What needs to be done »
When the string "other" occurs in a line of the listing below, return that line.
+++++
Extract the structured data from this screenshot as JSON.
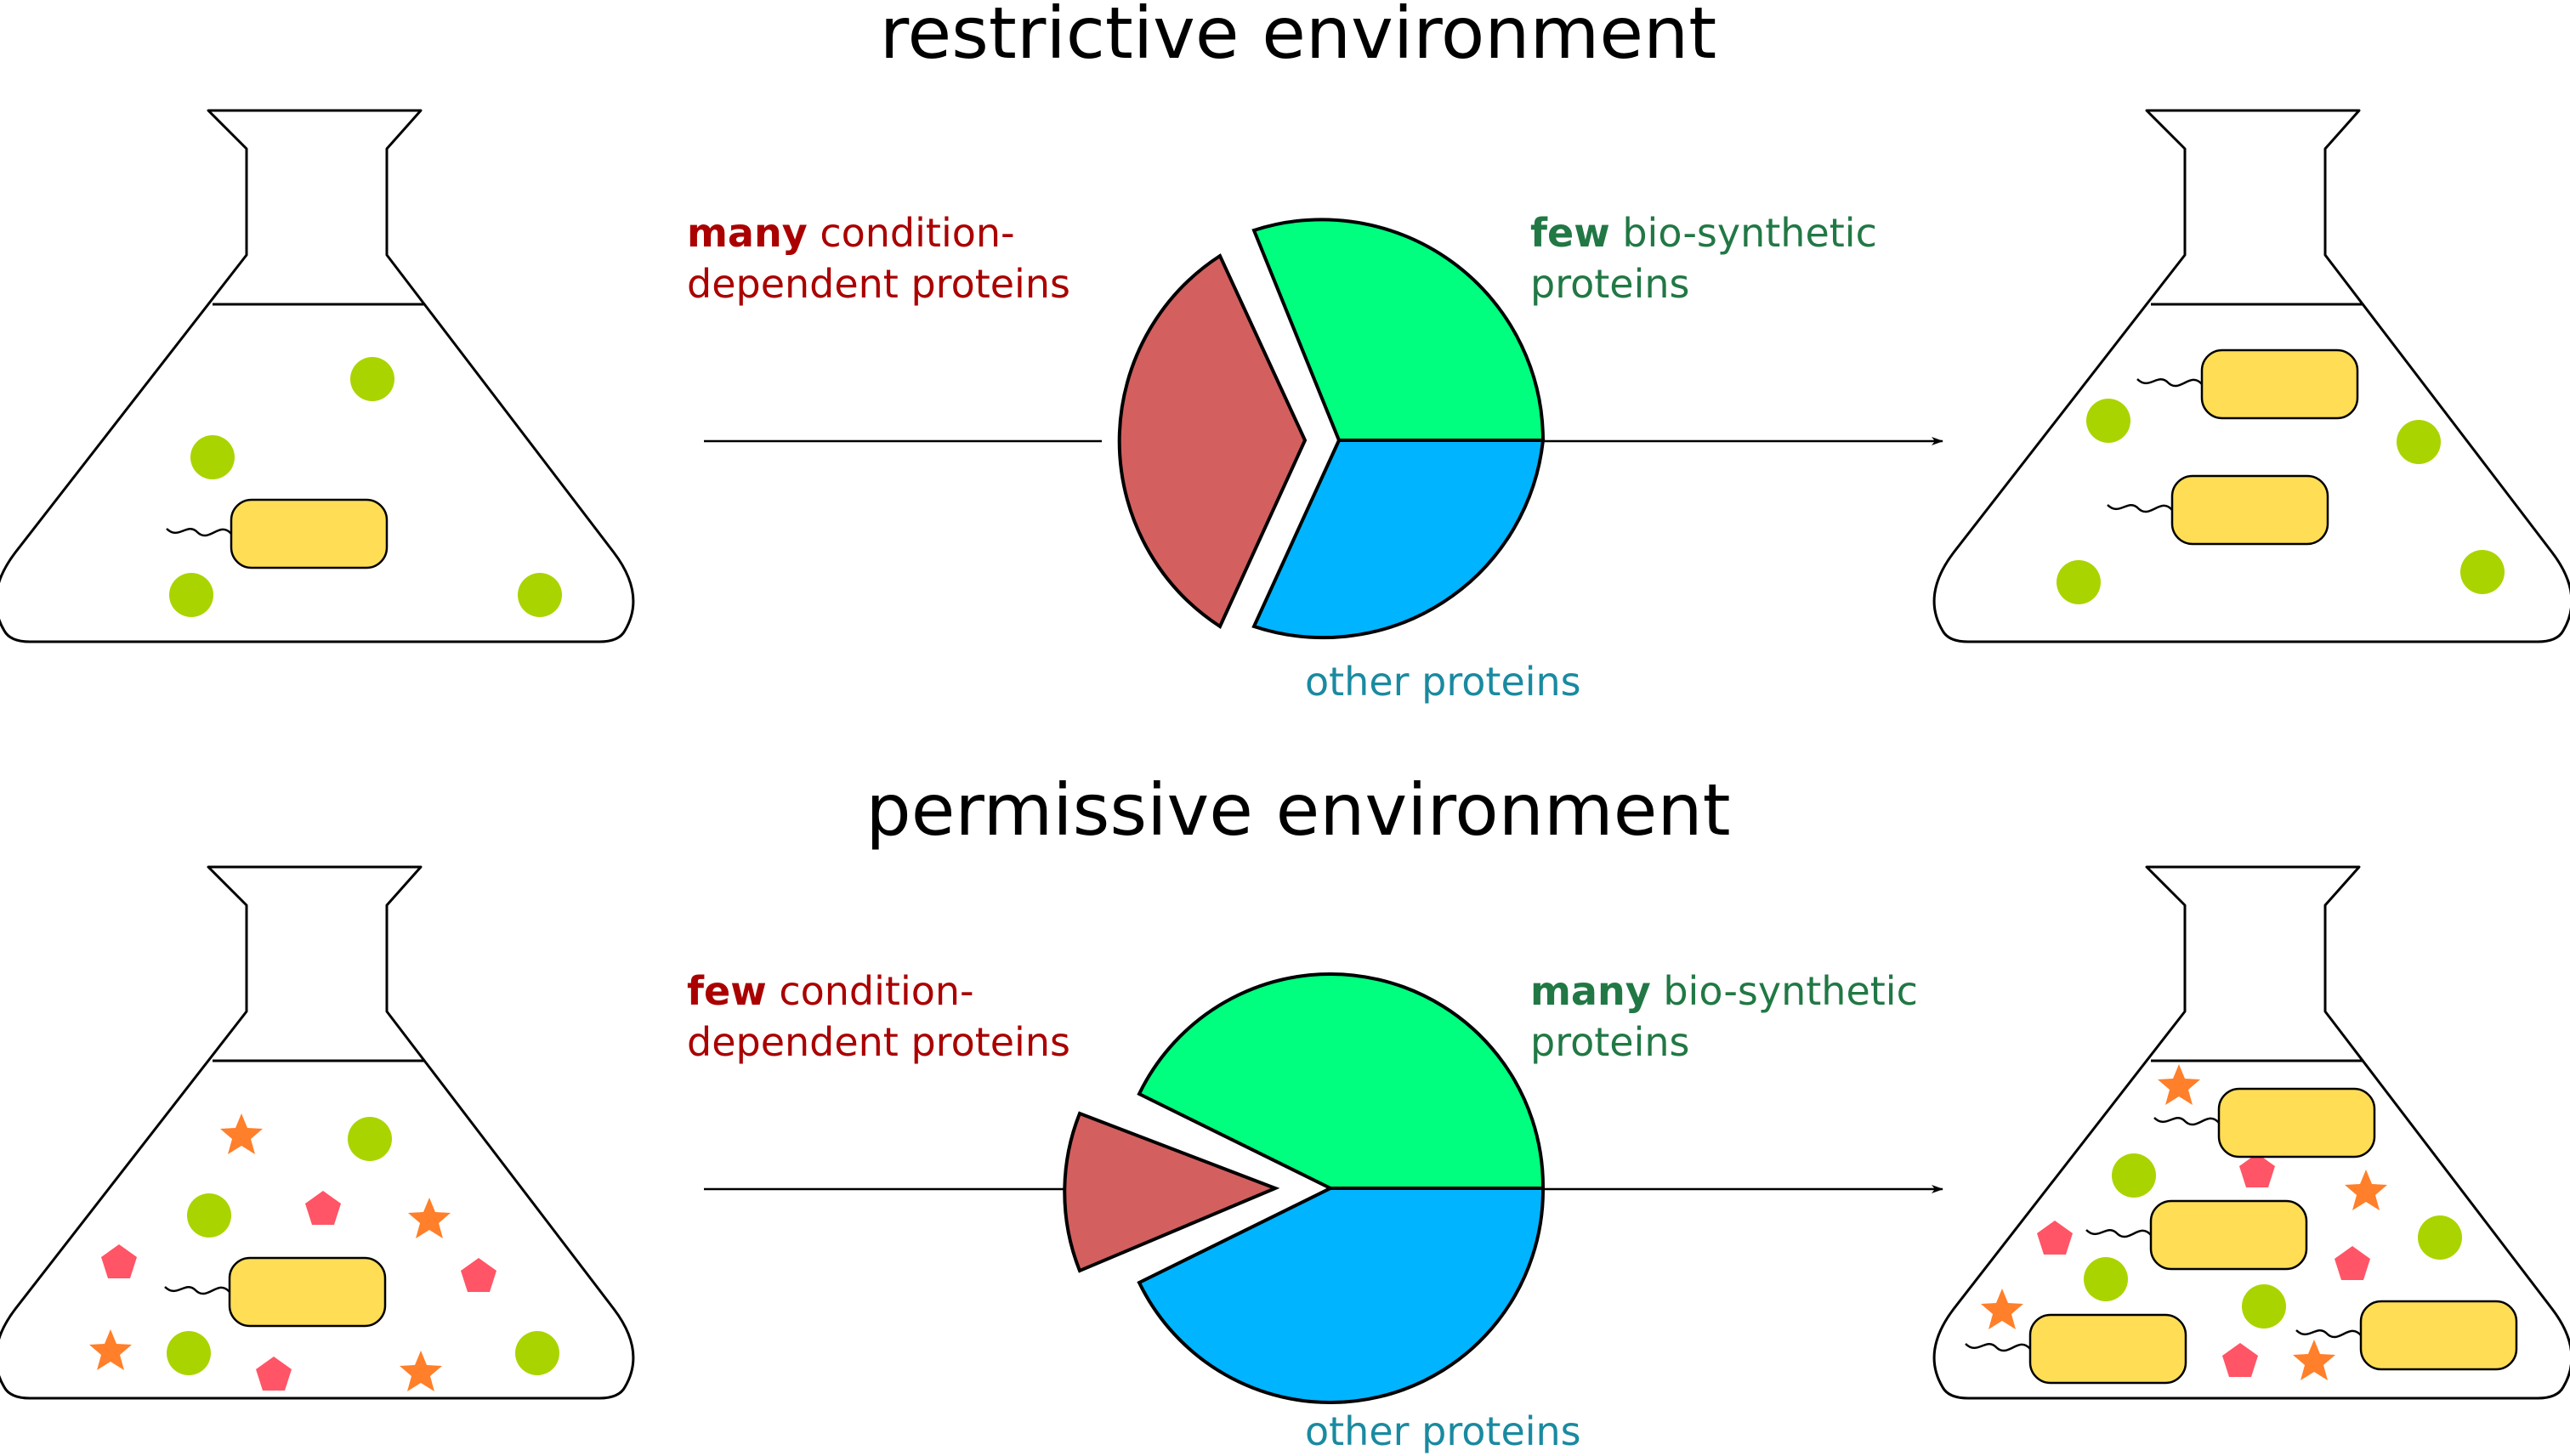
{
  "titles": {
    "restrictive": "restrictive environment",
    "permissive": "permissive environment"
  },
  "restrictive": {
    "cond_dep": {
      "qty": "many",
      "line1_rest": "condition-",
      "line2": "dependent proteins"
    },
    "biosynth": {
      "qty": "few",
      "line1_rest": "bio-synthetic",
      "line2": "proteins"
    },
    "other": "other proteins",
    "pie_fractions": {
      "condition_dependent": 0.36,
      "bio_synthetic": 0.32,
      "other": 0.32
    }
  },
  "permissive": {
    "cond_dep": {
      "qty": "few",
      "line1_rest": "condition-",
      "line2": "dependent proteins"
    },
    "biosynth": {
      "qty": "many",
      "line1_rest": "bio-synthetic",
      "line2": "proteins"
    },
    "other": "other proteins",
    "pie_fractions": {
      "condition_dependent": 0.1,
      "bio_synthetic": 0.42,
      "other": 0.48
    }
  },
  "colors": {
    "condition_dependent": "#d35f5f",
    "bio_synthetic": "#00ff7f",
    "other": "#00b4ff",
    "label_red": "#aa0000",
    "label_green": "#217844",
    "label_blue": "#1a8aa0",
    "bacterium": "#ffdd55",
    "nutrient_ball": "#aad400",
    "nutrient_pentagon": "#ff5566",
    "nutrient_star": "#ff7f2a"
  }
}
+++++
Task answer »
    "other": "other proteins",
      "other": 0.32
    "other": "other proteins",
      "other": 0.48
    "other": "#00b4ff",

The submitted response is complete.